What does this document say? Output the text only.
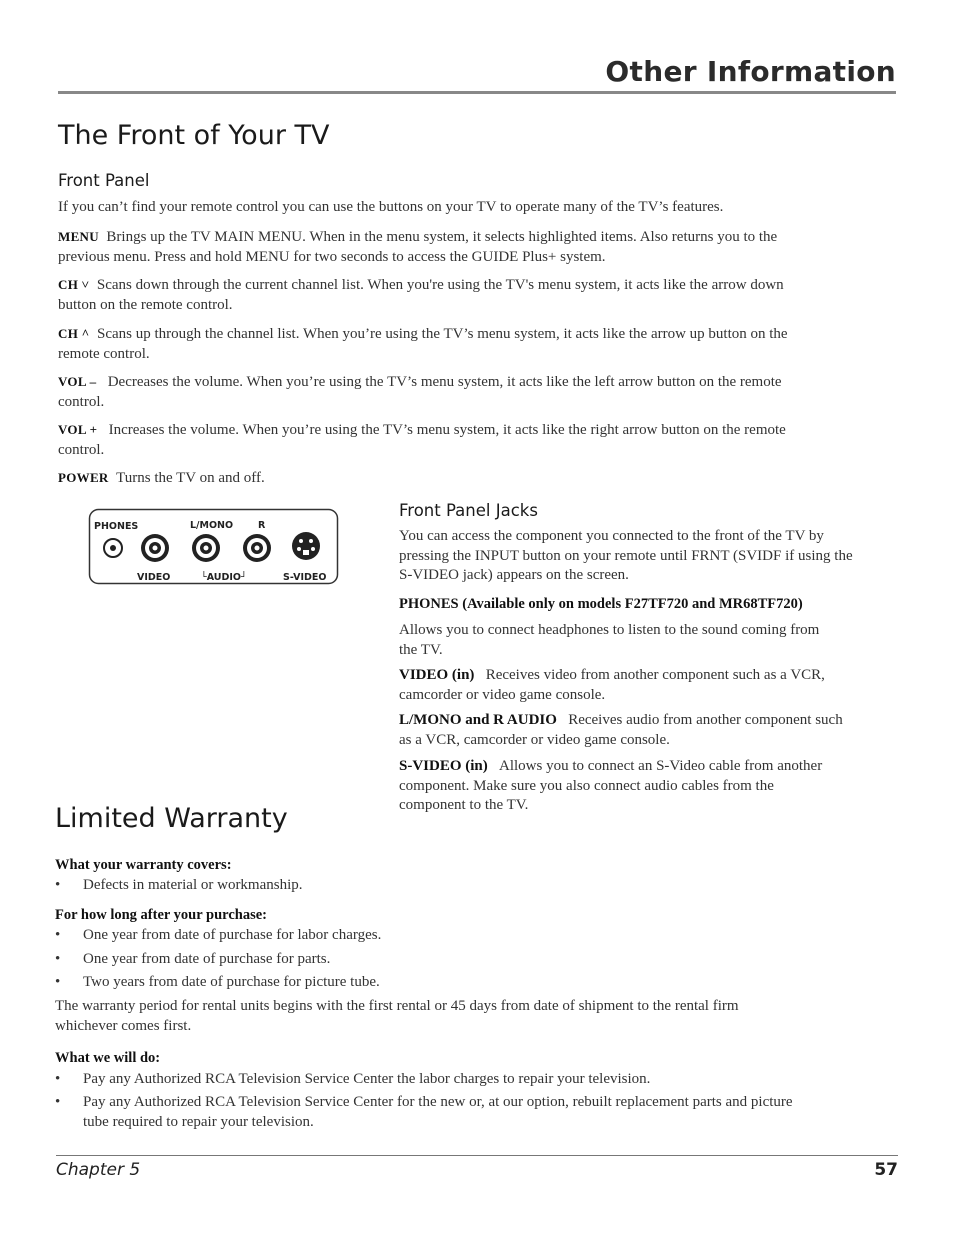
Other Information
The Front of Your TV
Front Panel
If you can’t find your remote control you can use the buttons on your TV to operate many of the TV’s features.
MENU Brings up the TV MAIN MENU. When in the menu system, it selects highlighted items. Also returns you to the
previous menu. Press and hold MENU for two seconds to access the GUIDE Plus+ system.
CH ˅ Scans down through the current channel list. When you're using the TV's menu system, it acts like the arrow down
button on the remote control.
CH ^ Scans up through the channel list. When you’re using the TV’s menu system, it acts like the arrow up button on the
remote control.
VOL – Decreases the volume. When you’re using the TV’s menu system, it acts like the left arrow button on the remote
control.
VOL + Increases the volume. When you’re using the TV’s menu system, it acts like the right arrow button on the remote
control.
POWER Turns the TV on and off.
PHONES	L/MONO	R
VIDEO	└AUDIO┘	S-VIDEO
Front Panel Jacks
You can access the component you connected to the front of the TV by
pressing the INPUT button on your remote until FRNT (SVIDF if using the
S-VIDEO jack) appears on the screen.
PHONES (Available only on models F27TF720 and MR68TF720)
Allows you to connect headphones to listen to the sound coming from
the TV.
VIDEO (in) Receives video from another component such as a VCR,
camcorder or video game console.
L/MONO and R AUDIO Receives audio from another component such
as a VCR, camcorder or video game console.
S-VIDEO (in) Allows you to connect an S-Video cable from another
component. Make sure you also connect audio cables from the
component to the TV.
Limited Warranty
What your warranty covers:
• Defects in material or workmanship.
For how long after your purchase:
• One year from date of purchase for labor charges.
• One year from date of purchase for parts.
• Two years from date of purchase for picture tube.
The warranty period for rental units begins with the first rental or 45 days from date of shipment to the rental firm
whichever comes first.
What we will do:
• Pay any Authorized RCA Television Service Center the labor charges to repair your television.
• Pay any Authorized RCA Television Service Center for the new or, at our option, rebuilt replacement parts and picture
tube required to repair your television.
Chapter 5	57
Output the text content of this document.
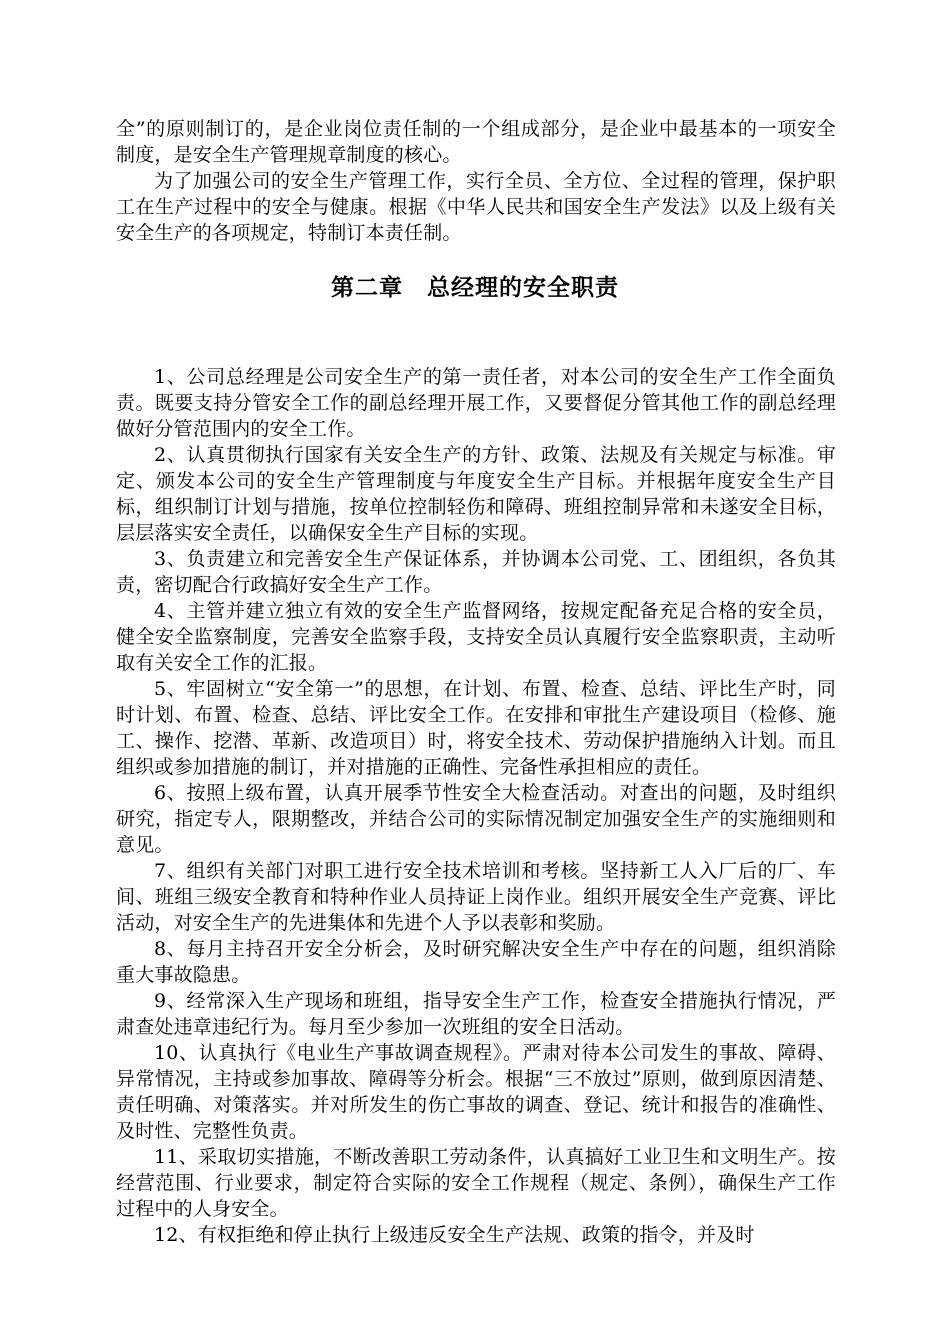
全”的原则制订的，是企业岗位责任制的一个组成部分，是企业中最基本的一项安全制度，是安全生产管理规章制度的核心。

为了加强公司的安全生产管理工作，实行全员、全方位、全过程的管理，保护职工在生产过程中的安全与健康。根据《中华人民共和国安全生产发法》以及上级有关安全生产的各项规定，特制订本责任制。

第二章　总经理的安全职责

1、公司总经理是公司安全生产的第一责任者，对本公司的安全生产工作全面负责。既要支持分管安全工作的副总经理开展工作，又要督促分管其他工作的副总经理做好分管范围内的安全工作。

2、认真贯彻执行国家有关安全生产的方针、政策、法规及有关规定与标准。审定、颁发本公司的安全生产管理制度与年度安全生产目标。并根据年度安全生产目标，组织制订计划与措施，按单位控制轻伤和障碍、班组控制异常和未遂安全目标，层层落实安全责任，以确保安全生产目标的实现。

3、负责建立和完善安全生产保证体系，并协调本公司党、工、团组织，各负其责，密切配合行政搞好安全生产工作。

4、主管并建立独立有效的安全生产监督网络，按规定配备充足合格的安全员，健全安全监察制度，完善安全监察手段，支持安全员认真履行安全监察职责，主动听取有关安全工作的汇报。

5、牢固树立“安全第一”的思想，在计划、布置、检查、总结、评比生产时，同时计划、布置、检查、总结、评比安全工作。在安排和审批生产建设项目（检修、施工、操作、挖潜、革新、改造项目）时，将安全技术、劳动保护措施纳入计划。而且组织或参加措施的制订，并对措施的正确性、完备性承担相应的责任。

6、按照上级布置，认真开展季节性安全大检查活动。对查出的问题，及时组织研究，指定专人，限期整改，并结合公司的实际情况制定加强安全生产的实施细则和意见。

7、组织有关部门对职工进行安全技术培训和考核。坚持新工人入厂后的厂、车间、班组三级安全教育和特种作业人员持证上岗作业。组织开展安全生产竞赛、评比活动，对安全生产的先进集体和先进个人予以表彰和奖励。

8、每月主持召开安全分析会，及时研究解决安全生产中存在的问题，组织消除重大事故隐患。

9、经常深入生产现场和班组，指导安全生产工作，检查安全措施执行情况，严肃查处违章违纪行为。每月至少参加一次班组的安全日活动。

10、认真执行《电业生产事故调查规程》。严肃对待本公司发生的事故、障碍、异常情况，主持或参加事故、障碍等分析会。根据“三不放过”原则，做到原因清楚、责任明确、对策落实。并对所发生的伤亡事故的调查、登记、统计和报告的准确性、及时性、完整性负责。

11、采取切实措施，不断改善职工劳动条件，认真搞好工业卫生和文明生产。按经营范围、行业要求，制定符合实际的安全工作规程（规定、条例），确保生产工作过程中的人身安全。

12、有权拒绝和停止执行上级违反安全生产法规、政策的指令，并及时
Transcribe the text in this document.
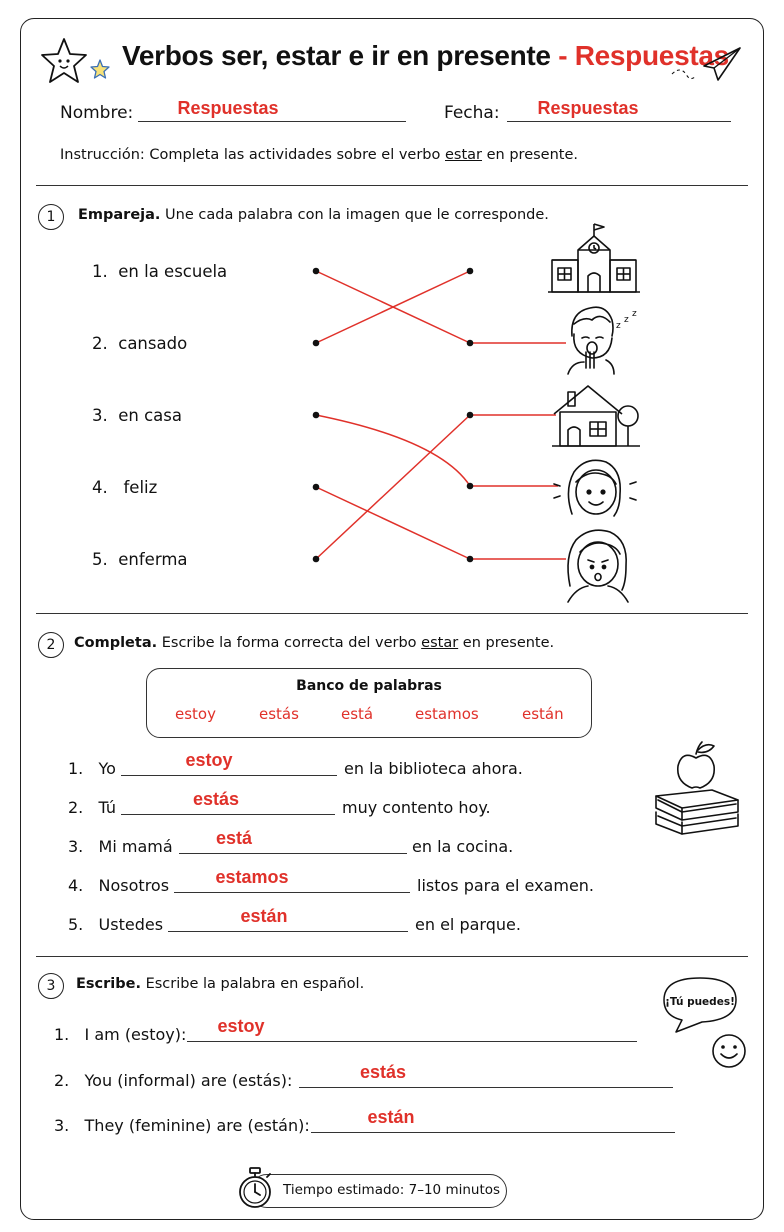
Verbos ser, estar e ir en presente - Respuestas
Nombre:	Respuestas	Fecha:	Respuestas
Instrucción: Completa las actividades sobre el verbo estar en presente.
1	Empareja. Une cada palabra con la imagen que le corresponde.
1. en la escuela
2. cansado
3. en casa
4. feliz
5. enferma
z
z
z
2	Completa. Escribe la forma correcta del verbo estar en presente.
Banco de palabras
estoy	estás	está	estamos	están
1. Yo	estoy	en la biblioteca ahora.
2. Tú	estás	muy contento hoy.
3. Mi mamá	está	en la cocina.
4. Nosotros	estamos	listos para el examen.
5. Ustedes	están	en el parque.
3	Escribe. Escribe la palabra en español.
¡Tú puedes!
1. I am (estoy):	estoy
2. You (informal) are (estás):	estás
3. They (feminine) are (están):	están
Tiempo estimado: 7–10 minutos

*STATED PROBLEM*.
Track down every line with the word "están" and copy it.

*FINAL RESULT*.
estoy	estás	está	estamos	están
5. Ustedes	están	en el parque.
3. They (feminine) are (están):	están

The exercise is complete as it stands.